_Input for this task:_
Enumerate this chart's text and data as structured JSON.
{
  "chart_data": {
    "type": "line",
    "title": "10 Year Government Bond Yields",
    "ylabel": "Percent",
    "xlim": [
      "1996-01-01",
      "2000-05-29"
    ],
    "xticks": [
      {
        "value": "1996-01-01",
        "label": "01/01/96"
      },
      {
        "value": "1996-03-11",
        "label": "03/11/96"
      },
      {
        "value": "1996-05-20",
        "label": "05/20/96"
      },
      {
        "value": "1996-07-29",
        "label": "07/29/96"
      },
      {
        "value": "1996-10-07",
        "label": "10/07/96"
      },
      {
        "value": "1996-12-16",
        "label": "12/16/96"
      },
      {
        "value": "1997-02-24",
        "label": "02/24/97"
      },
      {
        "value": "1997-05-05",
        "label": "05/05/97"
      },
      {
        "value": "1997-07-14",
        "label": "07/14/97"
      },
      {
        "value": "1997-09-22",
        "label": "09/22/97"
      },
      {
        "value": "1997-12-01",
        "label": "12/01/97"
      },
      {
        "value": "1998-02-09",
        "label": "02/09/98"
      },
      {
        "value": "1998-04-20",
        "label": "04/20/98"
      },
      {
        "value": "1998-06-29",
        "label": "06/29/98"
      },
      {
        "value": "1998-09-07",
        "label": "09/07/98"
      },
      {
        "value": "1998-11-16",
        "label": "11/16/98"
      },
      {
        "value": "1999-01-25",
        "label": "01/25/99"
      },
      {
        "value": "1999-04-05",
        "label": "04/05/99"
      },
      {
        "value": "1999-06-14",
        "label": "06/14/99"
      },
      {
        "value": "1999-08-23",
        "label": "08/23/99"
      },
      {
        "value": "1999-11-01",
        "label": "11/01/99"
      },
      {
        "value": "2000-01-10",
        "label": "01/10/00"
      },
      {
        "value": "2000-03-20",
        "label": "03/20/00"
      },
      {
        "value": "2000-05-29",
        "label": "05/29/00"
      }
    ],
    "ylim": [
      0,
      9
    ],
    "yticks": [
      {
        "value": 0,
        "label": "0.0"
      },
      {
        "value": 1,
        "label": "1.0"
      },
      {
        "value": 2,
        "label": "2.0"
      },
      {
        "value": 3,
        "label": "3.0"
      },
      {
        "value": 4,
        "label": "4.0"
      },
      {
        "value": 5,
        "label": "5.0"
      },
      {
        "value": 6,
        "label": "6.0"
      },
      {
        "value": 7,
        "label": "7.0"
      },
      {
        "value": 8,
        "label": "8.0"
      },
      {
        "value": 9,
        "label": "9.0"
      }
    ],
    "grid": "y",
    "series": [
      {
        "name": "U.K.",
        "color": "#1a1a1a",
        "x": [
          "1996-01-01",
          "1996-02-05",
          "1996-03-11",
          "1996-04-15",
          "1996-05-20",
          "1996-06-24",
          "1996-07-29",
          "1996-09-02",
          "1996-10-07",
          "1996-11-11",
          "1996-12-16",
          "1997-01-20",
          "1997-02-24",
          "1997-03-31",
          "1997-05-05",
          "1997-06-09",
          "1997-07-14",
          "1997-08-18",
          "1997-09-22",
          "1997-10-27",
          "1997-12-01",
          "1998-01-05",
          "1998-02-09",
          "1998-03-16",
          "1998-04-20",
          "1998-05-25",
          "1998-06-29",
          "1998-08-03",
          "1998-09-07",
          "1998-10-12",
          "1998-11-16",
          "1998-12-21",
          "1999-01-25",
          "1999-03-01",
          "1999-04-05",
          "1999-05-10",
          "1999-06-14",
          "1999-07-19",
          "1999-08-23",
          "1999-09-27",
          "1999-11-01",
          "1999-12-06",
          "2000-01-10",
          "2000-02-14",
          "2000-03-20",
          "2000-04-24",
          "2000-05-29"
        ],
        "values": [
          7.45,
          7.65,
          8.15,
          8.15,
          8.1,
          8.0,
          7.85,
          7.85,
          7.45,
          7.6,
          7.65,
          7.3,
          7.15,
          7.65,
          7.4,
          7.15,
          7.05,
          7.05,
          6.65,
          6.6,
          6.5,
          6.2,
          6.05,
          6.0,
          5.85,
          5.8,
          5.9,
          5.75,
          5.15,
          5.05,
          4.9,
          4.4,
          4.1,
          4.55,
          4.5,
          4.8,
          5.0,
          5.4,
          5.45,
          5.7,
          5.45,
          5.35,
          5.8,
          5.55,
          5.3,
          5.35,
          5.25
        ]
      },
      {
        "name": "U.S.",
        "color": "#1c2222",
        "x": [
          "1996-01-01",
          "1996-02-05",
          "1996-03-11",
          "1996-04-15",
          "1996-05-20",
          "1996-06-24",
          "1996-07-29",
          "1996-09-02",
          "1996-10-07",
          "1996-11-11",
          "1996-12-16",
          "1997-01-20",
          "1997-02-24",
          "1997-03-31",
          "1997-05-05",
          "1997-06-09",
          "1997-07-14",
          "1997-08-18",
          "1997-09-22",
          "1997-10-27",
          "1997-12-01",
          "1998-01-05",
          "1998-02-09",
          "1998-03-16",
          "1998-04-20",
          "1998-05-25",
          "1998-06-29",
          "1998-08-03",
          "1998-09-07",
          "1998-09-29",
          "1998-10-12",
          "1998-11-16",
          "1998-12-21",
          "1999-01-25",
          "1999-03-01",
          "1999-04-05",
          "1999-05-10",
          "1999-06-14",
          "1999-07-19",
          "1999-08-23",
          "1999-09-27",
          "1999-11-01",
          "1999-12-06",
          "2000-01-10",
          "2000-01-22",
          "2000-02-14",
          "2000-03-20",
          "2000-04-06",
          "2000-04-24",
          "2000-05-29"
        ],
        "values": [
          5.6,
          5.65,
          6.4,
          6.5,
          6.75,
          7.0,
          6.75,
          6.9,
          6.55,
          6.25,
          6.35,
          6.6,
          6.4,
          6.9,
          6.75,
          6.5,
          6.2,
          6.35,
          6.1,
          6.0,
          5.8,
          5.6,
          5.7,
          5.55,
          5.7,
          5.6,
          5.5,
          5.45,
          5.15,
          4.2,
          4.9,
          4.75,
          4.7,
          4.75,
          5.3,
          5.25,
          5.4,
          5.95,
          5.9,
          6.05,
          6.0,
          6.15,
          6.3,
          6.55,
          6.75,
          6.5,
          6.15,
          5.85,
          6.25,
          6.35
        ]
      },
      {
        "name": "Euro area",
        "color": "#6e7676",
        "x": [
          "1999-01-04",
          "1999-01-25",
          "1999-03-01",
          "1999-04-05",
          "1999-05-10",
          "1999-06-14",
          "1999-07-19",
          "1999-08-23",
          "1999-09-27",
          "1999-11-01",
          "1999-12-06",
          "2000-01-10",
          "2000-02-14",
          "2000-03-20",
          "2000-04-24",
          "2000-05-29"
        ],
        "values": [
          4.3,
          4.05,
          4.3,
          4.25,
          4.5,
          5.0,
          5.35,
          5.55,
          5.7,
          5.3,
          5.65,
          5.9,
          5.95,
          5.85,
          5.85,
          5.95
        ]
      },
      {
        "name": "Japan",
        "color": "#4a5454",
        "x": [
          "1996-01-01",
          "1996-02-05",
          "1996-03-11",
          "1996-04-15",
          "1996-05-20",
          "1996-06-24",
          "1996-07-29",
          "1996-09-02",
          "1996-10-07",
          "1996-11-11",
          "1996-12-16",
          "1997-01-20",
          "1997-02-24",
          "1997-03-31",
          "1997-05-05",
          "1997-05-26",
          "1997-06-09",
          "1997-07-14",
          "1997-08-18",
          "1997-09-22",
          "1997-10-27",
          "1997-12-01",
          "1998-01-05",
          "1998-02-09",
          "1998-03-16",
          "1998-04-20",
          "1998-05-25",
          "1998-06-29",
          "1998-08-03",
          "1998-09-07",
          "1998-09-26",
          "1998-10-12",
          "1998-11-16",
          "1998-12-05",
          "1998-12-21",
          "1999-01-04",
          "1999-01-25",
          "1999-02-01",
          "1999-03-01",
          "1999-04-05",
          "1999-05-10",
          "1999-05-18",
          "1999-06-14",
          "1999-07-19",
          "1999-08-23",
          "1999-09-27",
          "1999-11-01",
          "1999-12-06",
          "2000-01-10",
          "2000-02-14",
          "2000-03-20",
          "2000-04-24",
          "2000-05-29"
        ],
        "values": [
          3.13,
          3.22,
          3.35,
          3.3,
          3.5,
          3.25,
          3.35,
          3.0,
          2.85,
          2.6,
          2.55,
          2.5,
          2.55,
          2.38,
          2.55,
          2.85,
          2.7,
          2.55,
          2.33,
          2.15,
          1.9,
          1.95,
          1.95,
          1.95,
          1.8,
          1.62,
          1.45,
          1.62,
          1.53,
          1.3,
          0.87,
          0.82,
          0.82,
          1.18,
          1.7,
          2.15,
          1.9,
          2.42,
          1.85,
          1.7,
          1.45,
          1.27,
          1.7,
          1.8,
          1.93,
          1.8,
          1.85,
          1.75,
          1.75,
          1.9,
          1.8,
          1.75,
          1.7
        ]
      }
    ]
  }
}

_Written exercise:_ Find and copy every line in the entries above where the string "color" occurs.

_Answer to this exercise:_
        "color": "#1a1a1a",
        "color": "#1c2222",
        "color": "#6e7676",
        "color": "#4a5454",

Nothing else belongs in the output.